Update the entries from the line with "438, 1880, 451]" up to and including the line with "206, 182, 224]", replacing "range-option" with "timeframe-option" and leaving everything else unchanged. Return only those lines.

Dataset excerpt
★ ★ ★ ★
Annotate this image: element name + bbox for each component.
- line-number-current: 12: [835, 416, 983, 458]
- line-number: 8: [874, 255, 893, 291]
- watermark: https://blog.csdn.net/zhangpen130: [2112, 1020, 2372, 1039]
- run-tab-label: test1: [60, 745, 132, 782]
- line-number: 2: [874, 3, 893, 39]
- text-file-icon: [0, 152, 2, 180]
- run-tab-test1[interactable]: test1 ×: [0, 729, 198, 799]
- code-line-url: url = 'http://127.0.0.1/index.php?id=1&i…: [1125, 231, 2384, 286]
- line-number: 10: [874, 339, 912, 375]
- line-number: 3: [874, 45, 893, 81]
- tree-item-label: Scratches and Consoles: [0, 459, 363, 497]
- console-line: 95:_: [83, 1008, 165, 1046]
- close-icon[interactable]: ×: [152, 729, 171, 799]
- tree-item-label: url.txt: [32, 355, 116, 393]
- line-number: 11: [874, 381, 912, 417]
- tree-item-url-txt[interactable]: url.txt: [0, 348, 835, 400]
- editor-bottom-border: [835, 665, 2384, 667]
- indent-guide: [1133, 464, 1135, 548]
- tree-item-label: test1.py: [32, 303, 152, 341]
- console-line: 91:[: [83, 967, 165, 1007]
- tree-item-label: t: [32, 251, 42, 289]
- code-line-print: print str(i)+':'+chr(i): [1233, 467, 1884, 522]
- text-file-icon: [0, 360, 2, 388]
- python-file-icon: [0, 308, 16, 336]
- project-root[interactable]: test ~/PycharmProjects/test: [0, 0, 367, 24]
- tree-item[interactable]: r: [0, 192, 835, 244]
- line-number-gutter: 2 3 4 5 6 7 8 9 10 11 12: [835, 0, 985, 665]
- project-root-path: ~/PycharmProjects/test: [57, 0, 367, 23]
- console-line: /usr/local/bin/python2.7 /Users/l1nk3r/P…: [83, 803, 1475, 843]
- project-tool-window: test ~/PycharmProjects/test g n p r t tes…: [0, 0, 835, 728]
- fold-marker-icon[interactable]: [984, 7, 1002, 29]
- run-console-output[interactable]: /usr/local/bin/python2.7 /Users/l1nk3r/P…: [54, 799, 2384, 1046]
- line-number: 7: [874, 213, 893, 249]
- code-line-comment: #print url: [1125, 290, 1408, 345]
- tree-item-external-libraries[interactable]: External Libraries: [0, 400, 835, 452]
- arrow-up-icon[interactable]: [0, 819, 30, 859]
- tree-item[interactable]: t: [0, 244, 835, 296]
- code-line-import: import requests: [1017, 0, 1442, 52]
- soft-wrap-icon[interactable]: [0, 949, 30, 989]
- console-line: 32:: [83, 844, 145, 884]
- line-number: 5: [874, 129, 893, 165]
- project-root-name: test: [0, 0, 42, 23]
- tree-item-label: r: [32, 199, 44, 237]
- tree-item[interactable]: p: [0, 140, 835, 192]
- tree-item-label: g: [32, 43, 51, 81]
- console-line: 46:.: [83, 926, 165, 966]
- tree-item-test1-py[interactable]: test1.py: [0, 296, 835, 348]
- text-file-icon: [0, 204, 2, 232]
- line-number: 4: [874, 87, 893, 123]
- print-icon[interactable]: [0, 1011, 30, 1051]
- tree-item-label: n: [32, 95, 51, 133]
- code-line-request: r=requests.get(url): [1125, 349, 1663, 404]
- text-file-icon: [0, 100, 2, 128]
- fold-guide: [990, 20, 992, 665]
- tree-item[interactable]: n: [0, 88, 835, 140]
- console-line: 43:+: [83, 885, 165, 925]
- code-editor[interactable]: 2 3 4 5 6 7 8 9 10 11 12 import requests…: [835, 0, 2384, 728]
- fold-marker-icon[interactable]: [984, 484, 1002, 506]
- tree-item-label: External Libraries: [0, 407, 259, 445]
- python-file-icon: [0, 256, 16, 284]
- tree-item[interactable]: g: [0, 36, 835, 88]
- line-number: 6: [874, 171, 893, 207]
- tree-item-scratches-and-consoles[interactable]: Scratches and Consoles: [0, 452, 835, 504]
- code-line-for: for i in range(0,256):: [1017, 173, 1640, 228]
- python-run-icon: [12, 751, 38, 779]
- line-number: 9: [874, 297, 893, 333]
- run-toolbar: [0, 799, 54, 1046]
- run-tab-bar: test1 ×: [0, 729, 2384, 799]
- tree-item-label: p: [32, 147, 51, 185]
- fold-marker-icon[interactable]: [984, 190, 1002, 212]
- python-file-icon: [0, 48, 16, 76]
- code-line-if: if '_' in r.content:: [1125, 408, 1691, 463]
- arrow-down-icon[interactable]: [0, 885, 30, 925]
★ ★ ★ ★
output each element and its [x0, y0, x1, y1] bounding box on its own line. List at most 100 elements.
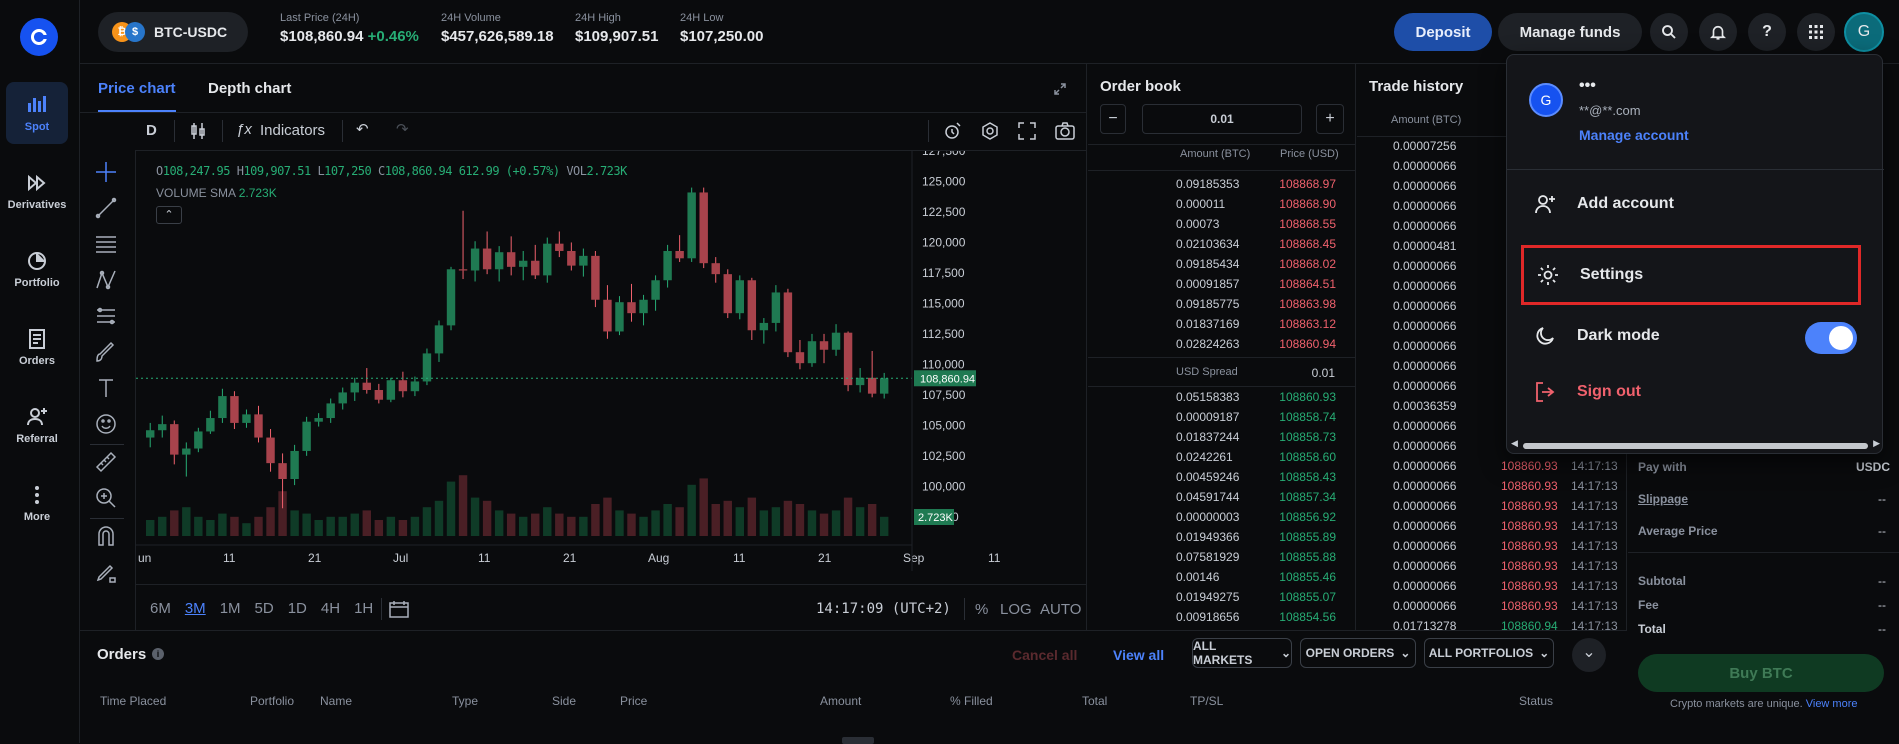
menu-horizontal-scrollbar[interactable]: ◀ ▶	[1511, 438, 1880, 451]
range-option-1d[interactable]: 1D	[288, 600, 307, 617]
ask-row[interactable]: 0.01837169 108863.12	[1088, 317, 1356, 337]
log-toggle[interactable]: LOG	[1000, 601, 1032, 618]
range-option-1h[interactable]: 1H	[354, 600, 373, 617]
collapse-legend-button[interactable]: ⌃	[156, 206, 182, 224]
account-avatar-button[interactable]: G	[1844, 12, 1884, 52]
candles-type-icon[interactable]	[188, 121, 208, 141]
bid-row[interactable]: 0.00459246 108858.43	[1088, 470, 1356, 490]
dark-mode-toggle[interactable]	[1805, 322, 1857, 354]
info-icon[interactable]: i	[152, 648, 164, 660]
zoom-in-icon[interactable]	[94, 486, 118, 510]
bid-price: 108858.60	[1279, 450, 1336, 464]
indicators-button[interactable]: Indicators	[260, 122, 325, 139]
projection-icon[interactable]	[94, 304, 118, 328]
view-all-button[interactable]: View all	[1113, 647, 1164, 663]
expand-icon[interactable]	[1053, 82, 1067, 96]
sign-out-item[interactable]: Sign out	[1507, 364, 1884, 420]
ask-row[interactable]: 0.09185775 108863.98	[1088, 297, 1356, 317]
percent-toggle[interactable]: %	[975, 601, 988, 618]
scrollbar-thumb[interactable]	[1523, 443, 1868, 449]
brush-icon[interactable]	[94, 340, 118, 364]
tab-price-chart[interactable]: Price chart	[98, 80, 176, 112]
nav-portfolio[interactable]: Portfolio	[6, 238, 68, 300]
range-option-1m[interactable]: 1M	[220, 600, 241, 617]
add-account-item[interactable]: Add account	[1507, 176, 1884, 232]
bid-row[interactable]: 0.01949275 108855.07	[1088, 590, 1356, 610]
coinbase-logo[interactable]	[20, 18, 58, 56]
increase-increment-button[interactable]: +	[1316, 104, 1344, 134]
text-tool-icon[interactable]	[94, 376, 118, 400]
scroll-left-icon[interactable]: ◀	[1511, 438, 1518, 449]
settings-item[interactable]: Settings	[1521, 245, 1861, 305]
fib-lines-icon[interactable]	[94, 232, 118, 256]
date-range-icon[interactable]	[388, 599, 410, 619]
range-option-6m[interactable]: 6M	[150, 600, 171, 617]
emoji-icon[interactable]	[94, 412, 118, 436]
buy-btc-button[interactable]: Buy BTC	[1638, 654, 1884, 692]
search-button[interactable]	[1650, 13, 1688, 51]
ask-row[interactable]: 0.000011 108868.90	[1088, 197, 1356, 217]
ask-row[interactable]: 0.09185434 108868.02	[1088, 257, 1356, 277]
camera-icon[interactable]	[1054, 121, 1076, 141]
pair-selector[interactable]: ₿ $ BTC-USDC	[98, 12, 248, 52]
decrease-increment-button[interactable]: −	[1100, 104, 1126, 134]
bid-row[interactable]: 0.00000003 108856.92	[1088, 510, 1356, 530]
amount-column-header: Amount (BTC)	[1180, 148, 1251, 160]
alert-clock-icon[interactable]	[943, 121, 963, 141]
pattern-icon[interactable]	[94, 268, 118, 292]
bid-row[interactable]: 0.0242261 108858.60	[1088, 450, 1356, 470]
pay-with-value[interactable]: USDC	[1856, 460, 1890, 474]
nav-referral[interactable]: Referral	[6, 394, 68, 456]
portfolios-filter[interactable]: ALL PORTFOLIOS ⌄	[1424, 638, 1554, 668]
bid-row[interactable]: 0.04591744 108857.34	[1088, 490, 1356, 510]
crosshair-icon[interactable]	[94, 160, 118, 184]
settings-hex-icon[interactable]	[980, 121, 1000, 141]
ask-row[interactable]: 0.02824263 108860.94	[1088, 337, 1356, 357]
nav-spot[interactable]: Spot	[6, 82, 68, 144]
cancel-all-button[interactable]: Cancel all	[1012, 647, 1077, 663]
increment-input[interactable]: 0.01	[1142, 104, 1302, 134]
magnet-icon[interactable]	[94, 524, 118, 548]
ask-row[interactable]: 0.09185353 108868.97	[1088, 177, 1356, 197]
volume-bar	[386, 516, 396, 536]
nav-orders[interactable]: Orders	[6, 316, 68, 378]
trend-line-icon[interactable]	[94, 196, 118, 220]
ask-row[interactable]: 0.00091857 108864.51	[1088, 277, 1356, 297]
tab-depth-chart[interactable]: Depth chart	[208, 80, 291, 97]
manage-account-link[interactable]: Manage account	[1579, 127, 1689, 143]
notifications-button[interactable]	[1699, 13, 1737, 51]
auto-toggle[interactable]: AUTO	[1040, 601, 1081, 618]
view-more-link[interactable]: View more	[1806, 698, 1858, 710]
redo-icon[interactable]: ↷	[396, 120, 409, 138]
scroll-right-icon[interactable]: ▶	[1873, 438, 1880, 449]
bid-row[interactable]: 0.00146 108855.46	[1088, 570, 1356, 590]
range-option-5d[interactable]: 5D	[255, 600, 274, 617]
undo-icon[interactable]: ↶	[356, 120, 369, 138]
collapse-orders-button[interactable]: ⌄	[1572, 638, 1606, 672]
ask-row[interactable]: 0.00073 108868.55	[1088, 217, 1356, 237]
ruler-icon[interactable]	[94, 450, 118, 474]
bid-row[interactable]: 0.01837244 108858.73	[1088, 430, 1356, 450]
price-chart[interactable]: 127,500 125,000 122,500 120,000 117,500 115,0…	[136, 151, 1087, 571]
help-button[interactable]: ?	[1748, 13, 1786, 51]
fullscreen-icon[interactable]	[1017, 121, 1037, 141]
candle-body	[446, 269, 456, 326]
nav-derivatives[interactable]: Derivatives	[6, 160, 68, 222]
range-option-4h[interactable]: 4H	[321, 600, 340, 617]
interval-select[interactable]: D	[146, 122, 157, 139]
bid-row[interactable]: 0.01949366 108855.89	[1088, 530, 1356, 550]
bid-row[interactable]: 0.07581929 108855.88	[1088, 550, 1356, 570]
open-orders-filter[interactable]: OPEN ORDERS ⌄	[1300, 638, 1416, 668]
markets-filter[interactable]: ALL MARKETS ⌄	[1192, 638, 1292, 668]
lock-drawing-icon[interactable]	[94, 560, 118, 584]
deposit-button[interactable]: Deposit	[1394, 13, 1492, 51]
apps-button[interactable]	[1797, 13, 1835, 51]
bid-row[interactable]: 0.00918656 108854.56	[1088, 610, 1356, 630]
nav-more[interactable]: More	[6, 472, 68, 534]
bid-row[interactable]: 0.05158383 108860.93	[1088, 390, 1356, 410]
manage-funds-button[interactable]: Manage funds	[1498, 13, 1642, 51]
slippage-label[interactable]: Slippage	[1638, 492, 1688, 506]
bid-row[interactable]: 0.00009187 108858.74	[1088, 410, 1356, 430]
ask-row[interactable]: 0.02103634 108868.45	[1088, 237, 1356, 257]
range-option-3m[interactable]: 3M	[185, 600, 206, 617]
★ ★ ★ ★
*Full solution*.
menu-horizontal-scrollbar[interactable]: ◀ ▶	[1511, 438, 1880, 451]
timeframe-option-1d[interactable]: 1D	[288, 600, 307, 617]
ask-row[interactable]: 0.01837169 108863.12	[1088, 317, 1356, 337]
log-toggle[interactable]: LOG	[1000, 601, 1032, 618]
timeframe-option-1h[interactable]: 1H	[354, 600, 373, 617]
collapse-legend-button[interactable]: ⌃	[156, 206, 182, 224]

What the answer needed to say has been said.